> **Aim of the task**:
Copy out every line that contains "time".

◆ ◆ ◆ ◆ ◆

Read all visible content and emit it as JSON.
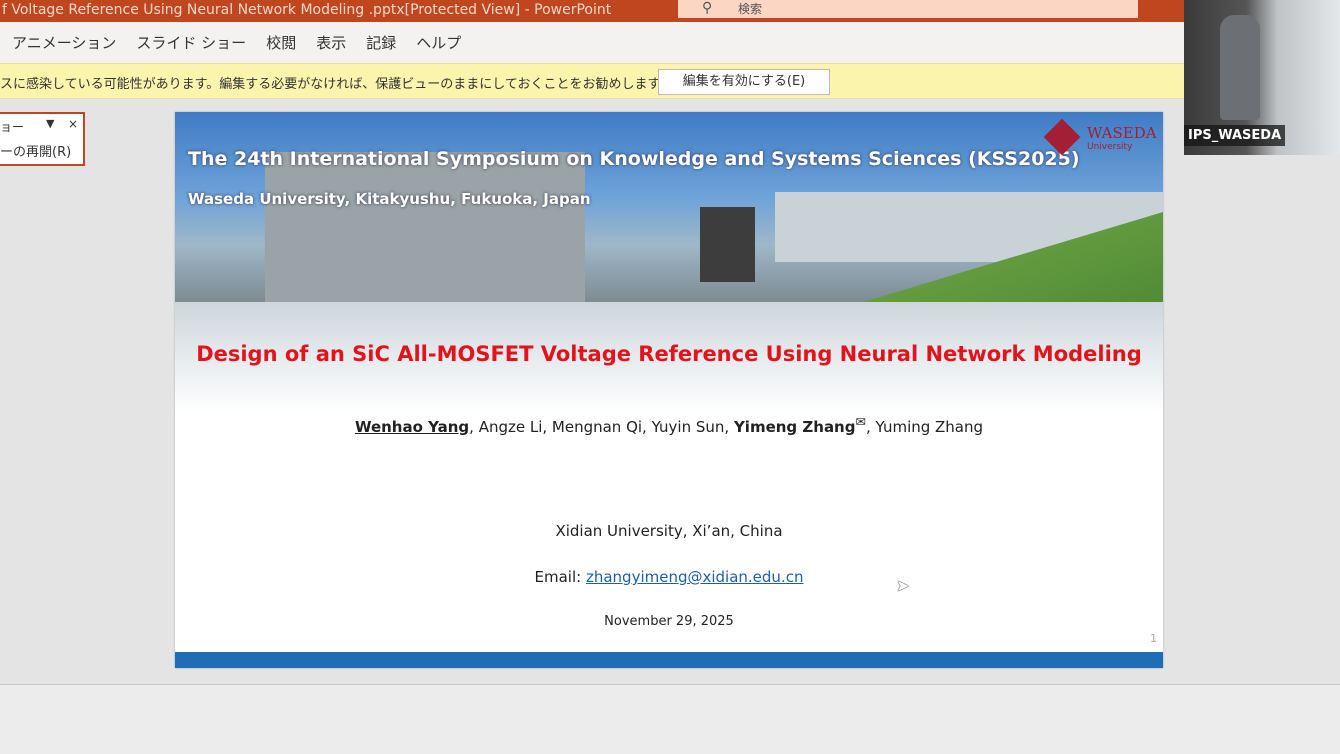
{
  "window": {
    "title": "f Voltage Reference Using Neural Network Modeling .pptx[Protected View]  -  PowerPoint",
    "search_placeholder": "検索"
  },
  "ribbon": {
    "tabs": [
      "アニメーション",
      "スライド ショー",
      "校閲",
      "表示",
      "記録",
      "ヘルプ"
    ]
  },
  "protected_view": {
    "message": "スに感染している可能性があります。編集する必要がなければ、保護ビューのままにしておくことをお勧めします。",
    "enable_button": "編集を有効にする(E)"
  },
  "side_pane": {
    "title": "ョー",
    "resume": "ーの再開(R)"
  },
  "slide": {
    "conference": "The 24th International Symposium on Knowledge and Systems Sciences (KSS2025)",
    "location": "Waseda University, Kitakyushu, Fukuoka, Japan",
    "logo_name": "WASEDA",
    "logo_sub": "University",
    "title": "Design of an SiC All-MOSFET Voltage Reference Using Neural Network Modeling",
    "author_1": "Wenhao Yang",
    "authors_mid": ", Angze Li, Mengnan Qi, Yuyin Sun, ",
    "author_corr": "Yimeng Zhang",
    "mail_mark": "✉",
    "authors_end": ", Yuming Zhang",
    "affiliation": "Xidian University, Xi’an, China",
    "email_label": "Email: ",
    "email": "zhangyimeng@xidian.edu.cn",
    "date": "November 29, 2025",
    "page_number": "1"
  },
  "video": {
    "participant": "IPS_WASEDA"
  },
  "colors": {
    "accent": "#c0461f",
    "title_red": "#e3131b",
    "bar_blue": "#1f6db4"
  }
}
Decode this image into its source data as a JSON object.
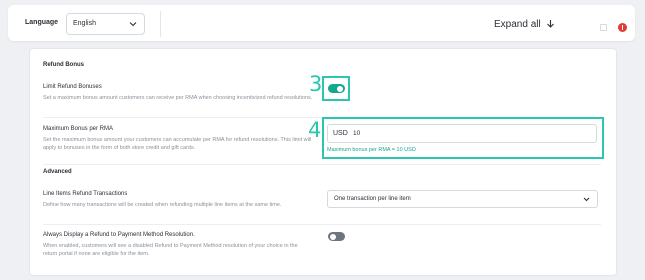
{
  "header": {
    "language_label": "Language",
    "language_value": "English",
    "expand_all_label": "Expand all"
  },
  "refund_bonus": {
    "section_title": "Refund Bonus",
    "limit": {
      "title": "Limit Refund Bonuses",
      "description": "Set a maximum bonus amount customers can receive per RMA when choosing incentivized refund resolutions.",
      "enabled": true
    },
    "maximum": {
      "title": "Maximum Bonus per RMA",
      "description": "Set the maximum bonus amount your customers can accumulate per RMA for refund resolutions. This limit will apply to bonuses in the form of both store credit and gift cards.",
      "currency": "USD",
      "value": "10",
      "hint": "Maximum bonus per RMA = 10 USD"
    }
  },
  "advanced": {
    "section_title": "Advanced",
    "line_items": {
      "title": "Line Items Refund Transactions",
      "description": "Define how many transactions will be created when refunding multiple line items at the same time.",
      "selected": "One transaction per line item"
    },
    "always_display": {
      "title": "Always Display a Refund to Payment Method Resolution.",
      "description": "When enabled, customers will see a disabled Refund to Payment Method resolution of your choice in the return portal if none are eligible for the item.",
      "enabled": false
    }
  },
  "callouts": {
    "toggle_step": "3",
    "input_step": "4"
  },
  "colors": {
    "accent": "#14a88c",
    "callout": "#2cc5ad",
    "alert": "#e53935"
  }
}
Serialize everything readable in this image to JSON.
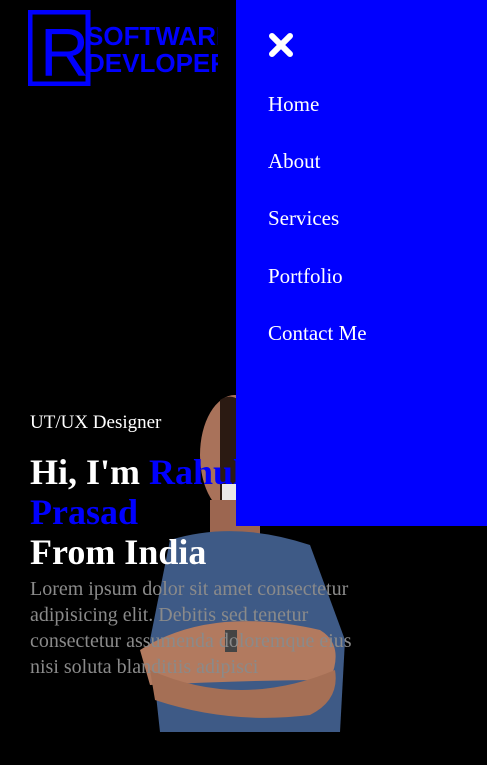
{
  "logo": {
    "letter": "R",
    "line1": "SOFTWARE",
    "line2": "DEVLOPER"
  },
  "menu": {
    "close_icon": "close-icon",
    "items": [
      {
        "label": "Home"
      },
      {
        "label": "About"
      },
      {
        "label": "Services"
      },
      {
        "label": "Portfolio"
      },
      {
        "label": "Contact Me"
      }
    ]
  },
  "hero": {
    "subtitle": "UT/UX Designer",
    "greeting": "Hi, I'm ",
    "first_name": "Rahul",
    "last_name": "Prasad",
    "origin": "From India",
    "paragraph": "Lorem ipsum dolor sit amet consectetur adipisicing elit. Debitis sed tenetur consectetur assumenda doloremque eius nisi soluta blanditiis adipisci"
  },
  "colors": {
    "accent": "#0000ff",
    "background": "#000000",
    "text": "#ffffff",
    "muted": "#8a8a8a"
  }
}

◆ ◆ ◆ ◆ ◆

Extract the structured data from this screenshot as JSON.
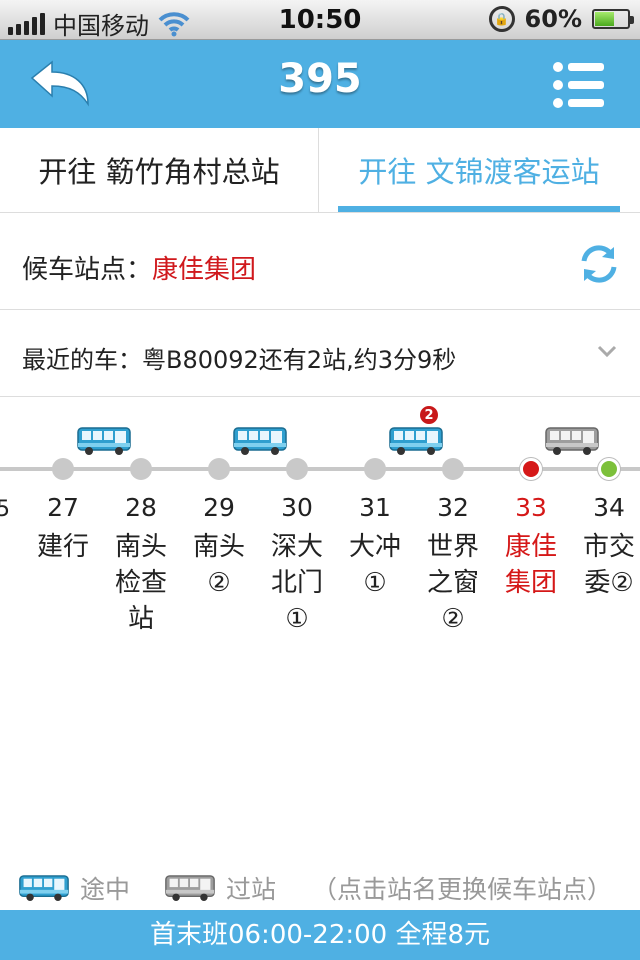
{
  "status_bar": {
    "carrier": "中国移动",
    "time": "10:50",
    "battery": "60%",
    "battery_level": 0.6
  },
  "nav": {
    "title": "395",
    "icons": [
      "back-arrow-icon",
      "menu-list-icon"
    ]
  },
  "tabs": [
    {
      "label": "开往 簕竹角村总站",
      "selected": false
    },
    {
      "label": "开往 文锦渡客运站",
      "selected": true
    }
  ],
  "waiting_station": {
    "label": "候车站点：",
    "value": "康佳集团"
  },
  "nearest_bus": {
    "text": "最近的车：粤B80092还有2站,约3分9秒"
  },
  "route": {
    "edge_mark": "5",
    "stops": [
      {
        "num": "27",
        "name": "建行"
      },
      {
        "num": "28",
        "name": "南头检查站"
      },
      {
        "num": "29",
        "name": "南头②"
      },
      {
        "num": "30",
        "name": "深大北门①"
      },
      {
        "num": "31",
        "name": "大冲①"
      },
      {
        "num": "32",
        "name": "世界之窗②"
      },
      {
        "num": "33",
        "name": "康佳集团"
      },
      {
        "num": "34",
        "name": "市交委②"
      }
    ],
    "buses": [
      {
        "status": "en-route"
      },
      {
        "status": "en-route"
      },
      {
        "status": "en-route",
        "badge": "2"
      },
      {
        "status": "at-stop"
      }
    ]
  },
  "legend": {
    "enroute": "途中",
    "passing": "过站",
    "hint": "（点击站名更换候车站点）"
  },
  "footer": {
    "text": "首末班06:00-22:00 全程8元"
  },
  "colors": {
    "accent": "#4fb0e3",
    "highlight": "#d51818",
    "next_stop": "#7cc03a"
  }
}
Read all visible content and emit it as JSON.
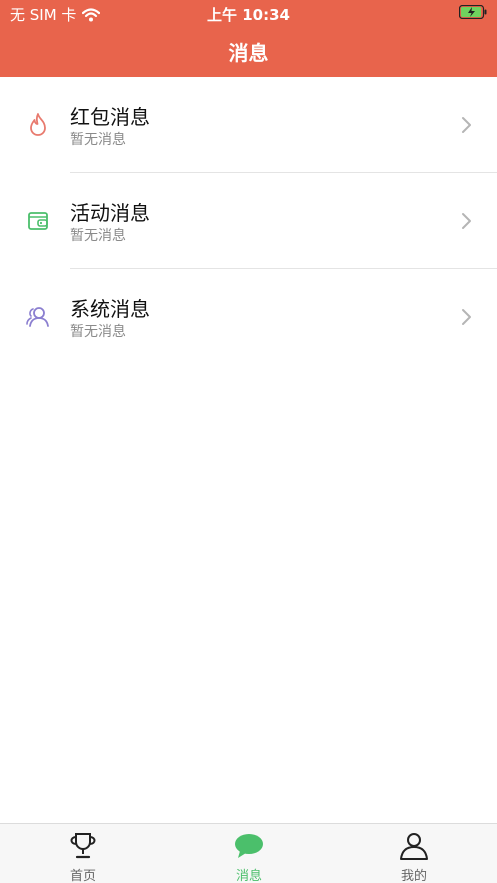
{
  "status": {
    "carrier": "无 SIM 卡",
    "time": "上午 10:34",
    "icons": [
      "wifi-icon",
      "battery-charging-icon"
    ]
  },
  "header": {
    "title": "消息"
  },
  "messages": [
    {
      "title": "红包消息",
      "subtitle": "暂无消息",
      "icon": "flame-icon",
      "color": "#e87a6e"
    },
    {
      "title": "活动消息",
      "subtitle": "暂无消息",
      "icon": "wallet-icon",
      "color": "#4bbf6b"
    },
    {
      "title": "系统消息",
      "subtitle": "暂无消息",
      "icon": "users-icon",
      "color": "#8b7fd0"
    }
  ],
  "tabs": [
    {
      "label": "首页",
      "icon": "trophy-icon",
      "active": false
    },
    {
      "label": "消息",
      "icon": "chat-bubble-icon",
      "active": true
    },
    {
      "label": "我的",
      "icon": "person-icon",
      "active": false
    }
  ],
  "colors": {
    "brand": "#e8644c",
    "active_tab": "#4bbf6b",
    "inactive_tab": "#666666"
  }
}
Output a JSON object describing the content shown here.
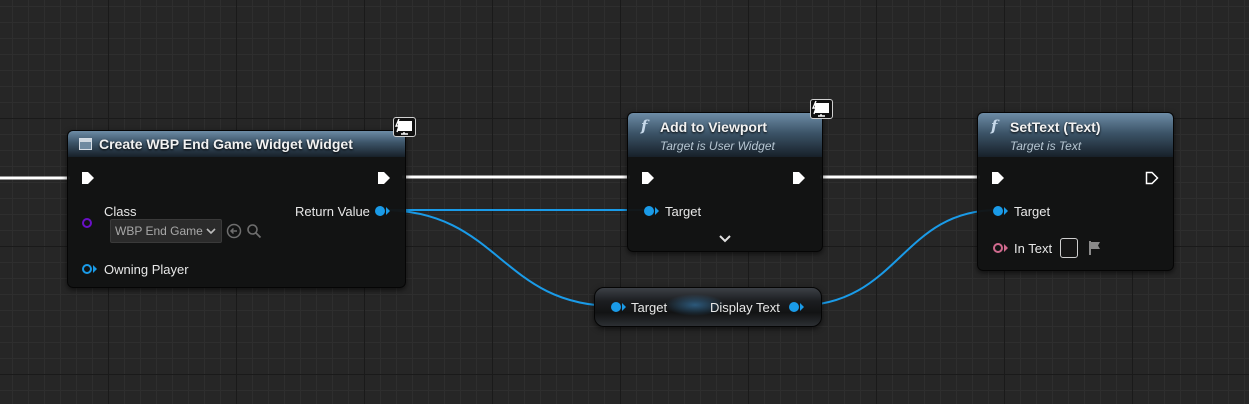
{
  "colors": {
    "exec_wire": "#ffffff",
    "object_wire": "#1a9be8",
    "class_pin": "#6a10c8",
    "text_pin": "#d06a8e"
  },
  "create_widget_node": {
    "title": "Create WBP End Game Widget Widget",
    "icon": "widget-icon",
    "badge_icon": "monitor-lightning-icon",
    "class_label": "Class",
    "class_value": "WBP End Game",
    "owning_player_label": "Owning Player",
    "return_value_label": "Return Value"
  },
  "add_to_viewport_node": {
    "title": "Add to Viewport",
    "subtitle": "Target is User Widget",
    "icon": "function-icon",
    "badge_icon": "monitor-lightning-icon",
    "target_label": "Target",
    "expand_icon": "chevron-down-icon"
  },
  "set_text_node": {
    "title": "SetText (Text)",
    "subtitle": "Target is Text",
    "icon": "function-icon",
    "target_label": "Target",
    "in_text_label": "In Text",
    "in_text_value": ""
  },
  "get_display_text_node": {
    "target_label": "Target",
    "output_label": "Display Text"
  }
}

◆ ◆ ◆ ◆ ◆

> **Answer in full**:
      "description": "Define how many transactions will be created when refunding multiple line items at the same time.",
    "time": "10:50",
    "time": "上午 10:34",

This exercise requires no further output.